AIM OF THE EXERCISE -
Track down every line below that holds "name" and copy it.

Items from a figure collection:
+---+

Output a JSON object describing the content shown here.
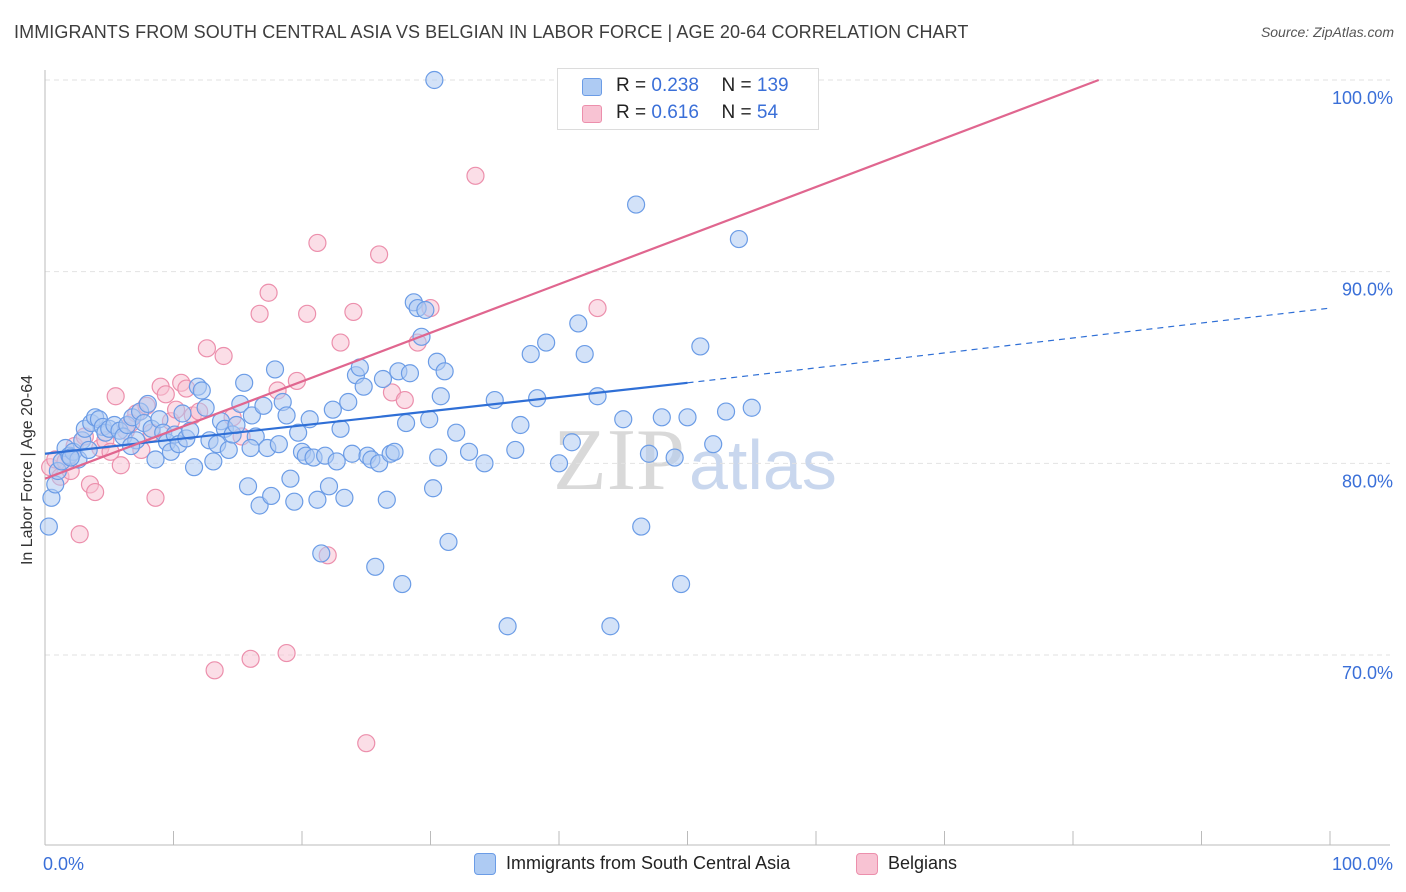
{
  "header": {
    "title": "IMMIGRANTS FROM SOUTH CENTRAL ASIA VS BELGIAN IN LABOR FORCE | AGE 20-64 CORRELATION CHART",
    "source": "Source: ZipAtlas.com"
  },
  "watermark": {
    "zip": "ZIP",
    "atlas": "atlas"
  },
  "legend_top": {
    "rows": [
      {
        "r_label": "R =",
        "r_value": "0.238",
        "n_label": "N =",
        "n_value": "139"
      },
      {
        "r_label": "R =",
        "r_value": "0.616",
        "n_label": "N =",
        "n_value": "54"
      }
    ]
  },
  "legend_bottom": {
    "items": [
      "Immigrants from South Central Asia",
      "Belgians"
    ]
  },
  "colors": {
    "blue_fill": "#aecbf3",
    "blue_stroke": "#6b9ce6",
    "blue_line": "#2f6fd6",
    "pink_fill": "#f8c3d3",
    "pink_stroke": "#ec8fac",
    "pink_line": "#e0668f",
    "tick_text": "#3a6fd8",
    "grid": "#e2e2e2"
  },
  "chart_data": {
    "type": "scatter",
    "title": "IMMIGRANTS FROM SOUTH CENTRAL ASIA VS BELGIAN IN LABOR FORCE | AGE 20-64 CORRELATION CHART",
    "xlabel": "",
    "ylabel": "In Labor Force | Age 20-64",
    "xlim": [
      0,
      100
    ],
    "ylim": [
      60,
      102
    ],
    "x_tick_labels": [
      "0.0%",
      "100.0%"
    ],
    "y_ticks": [
      70,
      80,
      90,
      100
    ],
    "y_tick_labels": [
      "70.0%",
      "80.0%",
      "90.0%",
      "100.0%"
    ],
    "grid": true,
    "legend_position": "top-center",
    "series": [
      {
        "name": "Immigrants from South Central Asia",
        "r": 0.238,
        "n": 139,
        "trend": {
          "x": [
            0,
            50
          ],
          "y": [
            80.5,
            84.2
          ],
          "dashed_to": [
            100,
            88.1
          ]
        },
        "points": [
          [
            0.3,
            76.7
          ],
          [
            0.5,
            78.2
          ],
          [
            0.8,
            78.9
          ],
          [
            1.0,
            79.6
          ],
          [
            1.3,
            80.1
          ],
          [
            1.6,
            80.8
          ],
          [
            1.9,
            80.4
          ],
          [
            2.2,
            80.6
          ],
          [
            2.6,
            80.2
          ],
          [
            2.9,
            81.2
          ],
          [
            3.1,
            81.8
          ],
          [
            3.4,
            80.7
          ],
          [
            3.6,
            82.1
          ],
          [
            3.9,
            82.4
          ],
          [
            4.2,
            82.3
          ],
          [
            4.5,
            81.9
          ],
          [
            4.7,
            81.6
          ],
          [
            5.0,
            81.8
          ],
          [
            5.4,
            82.0
          ],
          [
            5.8,
            81.7
          ],
          [
            6.1,
            81.4
          ],
          [
            6.4,
            82.0
          ],
          [
            6.8,
            82.4
          ],
          [
            7.1,
            81.2
          ],
          [
            7.4,
            82.7
          ],
          [
            7.7,
            82.1
          ],
          [
            8.0,
            83.1
          ],
          [
            8.3,
            81.8
          ],
          [
            8.6,
            80.2
          ],
          [
            8.9,
            82.3
          ],
          [
            9.2,
            81.6
          ],
          [
            9.5,
            81.1
          ],
          [
            9.8,
            80.6
          ],
          [
            10.1,
            81.5
          ],
          [
            10.4,
            81.0
          ],
          [
            10.7,
            82.6
          ],
          [
            11.0,
            81.3
          ],
          [
            11.3,
            81.7
          ],
          [
            11.6,
            79.8
          ],
          [
            11.9,
            84.0
          ],
          [
            12.2,
            83.8
          ],
          [
            12.5,
            82.9
          ],
          [
            12.8,
            81.2
          ],
          [
            13.1,
            80.1
          ],
          [
            13.4,
            81.0
          ],
          [
            13.7,
            82.2
          ],
          [
            14.0,
            81.8
          ],
          [
            14.3,
            80.7
          ],
          [
            14.6,
            81.5
          ],
          [
            14.9,
            82.0
          ],
          [
            15.2,
            83.1
          ],
          [
            15.5,
            84.2
          ],
          [
            15.8,
            78.8
          ],
          [
            16.1,
            82.5
          ],
          [
            16.4,
            81.4
          ],
          [
            16.7,
            77.8
          ],
          [
            17.0,
            83.0
          ],
          [
            17.3,
            80.8
          ],
          [
            17.6,
            78.3
          ],
          [
            17.9,
            84.9
          ],
          [
            18.2,
            81.0
          ],
          [
            18.5,
            83.2
          ],
          [
            18.8,
            82.5
          ],
          [
            19.1,
            79.2
          ],
          [
            19.4,
            78.0
          ],
          [
            19.7,
            81.6
          ],
          [
            20.0,
            80.6
          ],
          [
            20.3,
            80.4
          ],
          [
            20.6,
            82.3
          ],
          [
            20.9,
            80.3
          ],
          [
            21.2,
            78.1
          ],
          [
            21.5,
            75.3
          ],
          [
            21.8,
            80.4
          ],
          [
            22.1,
            78.8
          ],
          [
            22.4,
            82.8
          ],
          [
            22.7,
            80.1
          ],
          [
            23.0,
            81.8
          ],
          [
            23.3,
            78.2
          ],
          [
            23.6,
            83.2
          ],
          [
            23.9,
            80.5
          ],
          [
            24.2,
            84.6
          ],
          [
            24.5,
            85.0
          ],
          [
            24.8,
            84.0
          ],
          [
            25.1,
            80.4
          ],
          [
            25.4,
            80.2
          ],
          [
            25.7,
            74.6
          ],
          [
            26.0,
            80.0
          ],
          [
            26.3,
            84.4
          ],
          [
            26.6,
            78.1
          ],
          [
            26.9,
            80.5
          ],
          [
            27.2,
            80.6
          ],
          [
            27.5,
            84.8
          ],
          [
            27.8,
            73.7
          ],
          [
            28.1,
            82.1
          ],
          [
            28.4,
            84.7
          ],
          [
            28.7,
            88.4
          ],
          [
            29.0,
            88.1
          ],
          [
            29.3,
            86.6
          ],
          [
            29.6,
            88.0
          ],
          [
            29.9,
            82.3
          ],
          [
            30.2,
            78.7
          ],
          [
            30.5,
            85.3
          ],
          [
            30.8,
            83.5
          ],
          [
            31.1,
            84.8
          ],
          [
            31.4,
            75.9
          ],
          [
            32.0,
            81.6
          ],
          [
            33.0,
            80.6
          ],
          [
            34.2,
            80.0
          ],
          [
            35.0,
            83.3
          ],
          [
            36.0,
            71.5
          ],
          [
            37.0,
            82.0
          ],
          [
            37.8,
            85.7
          ],
          [
            38.3,
            83.4
          ],
          [
            39.0,
            86.3
          ],
          [
            40.0,
            80.0
          ],
          [
            41.0,
            81.1
          ],
          [
            41.5,
            87.3
          ],
          [
            42.0,
            85.7
          ],
          [
            43.0,
            83.5
          ],
          [
            44.0,
            71.5
          ],
          [
            45.0,
            82.3
          ],
          [
            46.0,
            93.5
          ],
          [
            46.4,
            76.7
          ],
          [
            47.0,
            80.5
          ],
          [
            48.0,
            82.4
          ],
          [
            49.0,
            80.3
          ],
          [
            49.5,
            73.7
          ],
          [
            50.0,
            82.4
          ],
          [
            51.0,
            86.1
          ],
          [
            52.0,
            81.0
          ],
          [
            53.0,
            82.7
          ],
          [
            54.0,
            91.7
          ],
          [
            55.0,
            82.9
          ],
          [
            2.0,
            80.3
          ],
          [
            6.7,
            80.9
          ],
          [
            16.0,
            80.8
          ],
          [
            30.6,
            80.3
          ],
          [
            36.6,
            80.7
          ],
          [
            30.3,
            100.0
          ]
        ]
      },
      {
        "name": "Belgians",
        "r": 0.616,
        "n": 54,
        "trend": {
          "x": [
            0,
            82
          ],
          "y": [
            79.2,
            100.0
          ]
        },
        "points": [
          [
            0.4,
            79.8
          ],
          [
            0.8,
            80.2
          ],
          [
            1.2,
            79.3
          ],
          [
            1.6,
            80.1
          ],
          [
            2.0,
            79.6
          ],
          [
            2.3,
            80.9
          ],
          [
            2.7,
            76.3
          ],
          [
            3.1,
            81.4
          ],
          [
            3.5,
            78.9
          ],
          [
            3.9,
            78.5
          ],
          [
            4.3,
            80.8
          ],
          [
            4.7,
            81.2
          ],
          [
            5.1,
            80.6
          ],
          [
            5.5,
            83.5
          ],
          [
            5.9,
            79.9
          ],
          [
            6.3,
            81.7
          ],
          [
            6.7,
            82.1
          ],
          [
            7.1,
            82.6
          ],
          [
            7.5,
            80.7
          ],
          [
            7.9,
            83.0
          ],
          [
            8.3,
            81.6
          ],
          [
            8.6,
            78.2
          ],
          [
            9.0,
            84.0
          ],
          [
            9.4,
            83.6
          ],
          [
            9.8,
            82.2
          ],
          [
            10.2,
            82.8
          ],
          [
            10.6,
            84.2
          ],
          [
            11.0,
            83.9
          ],
          [
            11.5,
            82.5
          ],
          [
            12.0,
            82.7
          ],
          [
            12.6,
            86.0
          ],
          [
            13.2,
            69.2
          ],
          [
            13.9,
            85.6
          ],
          [
            14.6,
            82.4
          ],
          [
            15.3,
            81.4
          ],
          [
            16.0,
            69.8
          ],
          [
            16.7,
            87.8
          ],
          [
            17.4,
            88.9
          ],
          [
            18.1,
            83.8
          ],
          [
            18.8,
            70.1
          ],
          [
            19.6,
            84.3
          ],
          [
            20.4,
            87.8
          ],
          [
            21.2,
            91.5
          ],
          [
            22.0,
            75.2
          ],
          [
            23.0,
            86.3
          ],
          [
            24.0,
            87.9
          ],
          [
            25.0,
            65.4
          ],
          [
            26.0,
            90.9
          ],
          [
            27.0,
            83.7
          ],
          [
            28.0,
            83.3
          ],
          [
            29.0,
            86.3
          ],
          [
            30.0,
            88.1
          ],
          [
            33.5,
            95.0
          ],
          [
            43.0,
            88.1
          ]
        ]
      }
    ]
  }
}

+---+

EXERCISE SOLUTION -
        "name": "Immigrants from South Central Asia",
        "name": "Belgians",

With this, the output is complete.